* [Exercise]:
Pick up the forum post below about the Turkomatic crowdsourcing paper and continue it after its final sentence.

* [Selected passage]:

= Beginning of Section =

Post by anhong on Apr 23, 2016 22:37:14 GMT
[written jointly by Toby and Anhong]
Authors
Anand Kulkarni: Was a Ph.D. Student at UC Berkeley Department of Industrial Engineering and Operations Research at the time of this paper. Now president and co-founder of LeadGenius: a startup using human computation and machine intelligence to automate sales at scale.
Matthew Can: Stanford University Computer Science Department. No bio found.
Björn Hartmann: Björn Hartmann is an Associate Professor of EECS at UC Berkeley. His research in Human-Computer Interaction focuses on novel design, prototyping, and implementation tools for the era of post-personal computing. His group investigates how better software and hardware can facilitate the exploration of interactive devices that leverage novel form factors and technologies (e.g., sensors and actuators). He also investigates how software can help students, designers, and makers to learn and share their expertise online. He got his Ph.D. in Computer Science at Stanford with Scott Klemmer.
Venue:
CSCW ‘12
Same year, same conference from the same group:
Steven Dow, Anand Kulkarni, Scott Klemmer, and Björn Hartmann. 2012. Shepherding the crowd yields better work. In Proceedings of the ACM 2012 conference on Computer Supported Cooperative Work (CSCW '12). ACM, New York, NY, USA, 1013-1022. DOI=http://dx.doi.org/10.1145/2145204.2145355
Summary:
Background: Crowdsourcing problems are often solved as a series of microtasks. For quality assurance and to accomplish complex work, multiple microtasks are frequently chained together into workflows. Such workflows may decompose larger tasks into smaller subtasks, and later recompose subtask solutions into an overall work product.
Problem: However, workflow design remains a major challenge. Requesters commonly rely on an iterative process to construct good workflows. The high cost & complexity of workflow design limit participation in crowdsourcing marketplaces to experts willing to invest substantial time. It also limits the kinds of work that are crowdsourced.
Solution: “Turkomatic” system: a novel crowdsourcing tool that allows the crowd to collaboratively design and execute workflows in conjunction with a requester. It accepts a requester’s specification of a broad objective, then asks crowd workers to determine how to structure workflows to achieve the objective.

= End of Section =

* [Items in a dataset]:
= Beginning of Section =

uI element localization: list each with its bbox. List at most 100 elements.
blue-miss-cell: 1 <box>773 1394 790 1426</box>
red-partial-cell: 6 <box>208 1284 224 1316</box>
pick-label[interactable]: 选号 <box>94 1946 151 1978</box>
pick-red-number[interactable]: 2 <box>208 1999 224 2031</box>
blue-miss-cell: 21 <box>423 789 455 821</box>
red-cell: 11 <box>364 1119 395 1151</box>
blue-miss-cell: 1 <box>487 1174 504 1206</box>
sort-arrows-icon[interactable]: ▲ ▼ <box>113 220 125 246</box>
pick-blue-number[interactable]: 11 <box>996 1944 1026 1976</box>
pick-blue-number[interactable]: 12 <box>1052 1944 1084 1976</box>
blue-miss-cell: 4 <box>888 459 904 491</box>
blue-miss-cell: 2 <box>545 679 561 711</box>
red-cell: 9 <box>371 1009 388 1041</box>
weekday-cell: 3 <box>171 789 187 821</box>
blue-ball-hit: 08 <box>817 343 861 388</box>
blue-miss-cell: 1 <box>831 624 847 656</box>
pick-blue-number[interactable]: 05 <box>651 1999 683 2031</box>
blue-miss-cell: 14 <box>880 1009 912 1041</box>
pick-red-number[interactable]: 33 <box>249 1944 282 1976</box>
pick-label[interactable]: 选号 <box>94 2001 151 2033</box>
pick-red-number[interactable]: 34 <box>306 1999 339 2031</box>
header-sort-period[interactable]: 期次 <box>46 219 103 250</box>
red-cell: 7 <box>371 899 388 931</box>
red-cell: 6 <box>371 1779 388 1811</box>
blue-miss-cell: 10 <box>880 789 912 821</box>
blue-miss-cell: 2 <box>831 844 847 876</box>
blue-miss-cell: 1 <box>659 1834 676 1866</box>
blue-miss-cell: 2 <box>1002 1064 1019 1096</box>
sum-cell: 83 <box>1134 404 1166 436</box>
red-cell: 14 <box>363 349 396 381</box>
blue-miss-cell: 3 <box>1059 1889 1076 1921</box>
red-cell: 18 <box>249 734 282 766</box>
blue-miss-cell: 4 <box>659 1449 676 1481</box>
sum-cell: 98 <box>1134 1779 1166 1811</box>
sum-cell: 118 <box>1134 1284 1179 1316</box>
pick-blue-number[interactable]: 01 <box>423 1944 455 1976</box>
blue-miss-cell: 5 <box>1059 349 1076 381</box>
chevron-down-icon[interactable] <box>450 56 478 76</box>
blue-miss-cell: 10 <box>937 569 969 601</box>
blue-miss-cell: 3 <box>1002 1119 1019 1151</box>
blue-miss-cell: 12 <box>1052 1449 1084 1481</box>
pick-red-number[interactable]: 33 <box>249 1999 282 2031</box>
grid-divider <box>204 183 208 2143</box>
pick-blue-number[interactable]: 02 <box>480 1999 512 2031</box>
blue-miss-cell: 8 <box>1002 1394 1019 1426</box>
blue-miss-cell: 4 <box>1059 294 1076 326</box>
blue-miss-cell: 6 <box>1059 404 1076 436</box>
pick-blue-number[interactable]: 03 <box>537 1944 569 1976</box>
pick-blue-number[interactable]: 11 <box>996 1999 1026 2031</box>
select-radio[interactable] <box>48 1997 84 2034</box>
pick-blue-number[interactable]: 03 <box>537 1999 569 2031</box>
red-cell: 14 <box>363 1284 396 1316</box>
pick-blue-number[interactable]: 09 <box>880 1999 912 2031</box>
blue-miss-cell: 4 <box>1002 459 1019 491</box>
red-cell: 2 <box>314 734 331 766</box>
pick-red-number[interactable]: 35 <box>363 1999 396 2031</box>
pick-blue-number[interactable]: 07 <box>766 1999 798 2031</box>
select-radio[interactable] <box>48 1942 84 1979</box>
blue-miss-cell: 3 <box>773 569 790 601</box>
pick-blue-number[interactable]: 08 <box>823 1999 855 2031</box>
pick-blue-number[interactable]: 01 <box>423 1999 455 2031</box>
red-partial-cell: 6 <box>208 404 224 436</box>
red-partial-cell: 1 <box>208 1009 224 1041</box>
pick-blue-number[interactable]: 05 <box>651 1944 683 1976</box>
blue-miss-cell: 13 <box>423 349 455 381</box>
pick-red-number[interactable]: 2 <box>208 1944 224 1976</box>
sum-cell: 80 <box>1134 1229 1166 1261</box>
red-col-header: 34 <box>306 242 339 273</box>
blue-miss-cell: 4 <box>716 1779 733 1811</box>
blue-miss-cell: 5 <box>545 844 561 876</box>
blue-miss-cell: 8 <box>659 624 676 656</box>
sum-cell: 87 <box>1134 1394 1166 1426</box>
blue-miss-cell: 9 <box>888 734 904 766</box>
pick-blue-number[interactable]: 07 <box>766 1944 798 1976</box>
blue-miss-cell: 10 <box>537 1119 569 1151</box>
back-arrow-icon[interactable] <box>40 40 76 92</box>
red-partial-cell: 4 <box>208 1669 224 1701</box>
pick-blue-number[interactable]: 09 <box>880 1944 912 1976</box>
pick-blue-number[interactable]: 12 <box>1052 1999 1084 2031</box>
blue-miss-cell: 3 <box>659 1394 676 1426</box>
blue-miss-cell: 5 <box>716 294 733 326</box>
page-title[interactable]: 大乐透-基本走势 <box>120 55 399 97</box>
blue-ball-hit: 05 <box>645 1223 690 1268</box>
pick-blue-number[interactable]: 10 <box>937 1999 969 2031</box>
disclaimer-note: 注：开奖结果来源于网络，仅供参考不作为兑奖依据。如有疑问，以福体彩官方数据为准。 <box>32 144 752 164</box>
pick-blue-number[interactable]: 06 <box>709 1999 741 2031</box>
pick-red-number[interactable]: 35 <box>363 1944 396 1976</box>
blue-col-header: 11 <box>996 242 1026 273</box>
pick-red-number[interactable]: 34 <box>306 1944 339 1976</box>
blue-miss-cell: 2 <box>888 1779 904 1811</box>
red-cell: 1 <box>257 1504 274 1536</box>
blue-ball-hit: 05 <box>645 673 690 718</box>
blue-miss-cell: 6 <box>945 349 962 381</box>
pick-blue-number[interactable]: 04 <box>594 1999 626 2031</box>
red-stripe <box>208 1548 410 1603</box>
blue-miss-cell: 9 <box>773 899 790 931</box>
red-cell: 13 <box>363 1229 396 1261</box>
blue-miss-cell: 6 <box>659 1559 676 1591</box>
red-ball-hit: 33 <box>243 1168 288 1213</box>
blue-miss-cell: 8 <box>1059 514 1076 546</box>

= End of Section =

* [Task answer]:
Turkomatic executes a continuous price-divide-solve loop that asks workers to recursively divide complex steps into simpler ones until they are at an appropriately simple level, then to solve them. Other workers are asked to verify the solutions and combine to results into a coherent answer to the original request. See the below figures for an illustration of 4 kinds of subtasks: subdivision, verification, solution and merging.
Evaluation - Unsupervised Crowd Planning:
The authors test Turkomatic on Amazon Mechanical Turk platform for 4 types of tasks, and have”unsupervised crowd planning” (i.e. crowd be guided algorithmically to plan and solve problems without any input from requesters):
Essay writing: “Write a 3-paragraph essay.”
Natural language query: “Create a list of the names of the Department Chairs of the top 20 computer science college programs in the U.S.”
Itinerary planning: “Plan a complete road trip from San Francisco, California, to New York City. Completely include the location of all necessary hotels, restaurants, and sights along the way.”
Java programming: “Please write a short piece of Java code to reverse a string. The algorithm should take as input a string and output its reverse. Make sure it compiles.”
In the results, we see 2 tasks are successful, which one was snap judgement (turker marks the top-level problem to be solvable, and then the next turker gives a correct solution) and one was successfully solved with complex planning and divided into 7 subtasks.
Two tasks failed because of derailment, which occurred because (1) workers were confused about appropriate task granularity; (2) workers authored subdivisions that could be executed by a single worker, but not split across separate workers and (3) workers who had lost the context of the overall workflow generated decompositions that restated previous tasks as subtasks, leading to cyclic behavior.
One failed because of starvation – after a while, no new workers attempted the available tasks, and the time limit for the experiment expired without the execution of work continuing further.
Evaluation - Collaborative Planning and Execution:
The authors then informally re-ran the experiment for 3 similar tasks for 2 conditions, where condition 1 uses an expert crowd of workers recruited at UC Berkeley; and second uses a Mechanical Turk crowd, augmented through active requester participation and intervening using Turkomatic’s monitoring interface. All task succeeded for both conditions.
Discussion Question:
1. Three tasks used in this paper for evaluating unsupervised crowd planning failed because of starvation or derailment in the recursive workflow generating process. Do you think non-expert turkers can ever reliably design workflow for complex tasks? Why or Why not?
2. The authors examined the effectiveness of unsupervised crowd planning, as well as collaborative planning. Do you think this is enough? Should the authors also compare their system against letting the requesters come up with the workflow on paper, and using the Turkomatic system? How would you do the evaluation?
3. What kind of information do you think is missing from the different steps of the Turkomatic workflow that made it fail in the unsupervised crowd planning part? How can it be improved to better support this “meta-crowdsourcing” of workflows?
4. Collaboration and coordination are important challenges in designing HCI systems, how can we leverage theories in communication, collaboration, etc to inform this area of research?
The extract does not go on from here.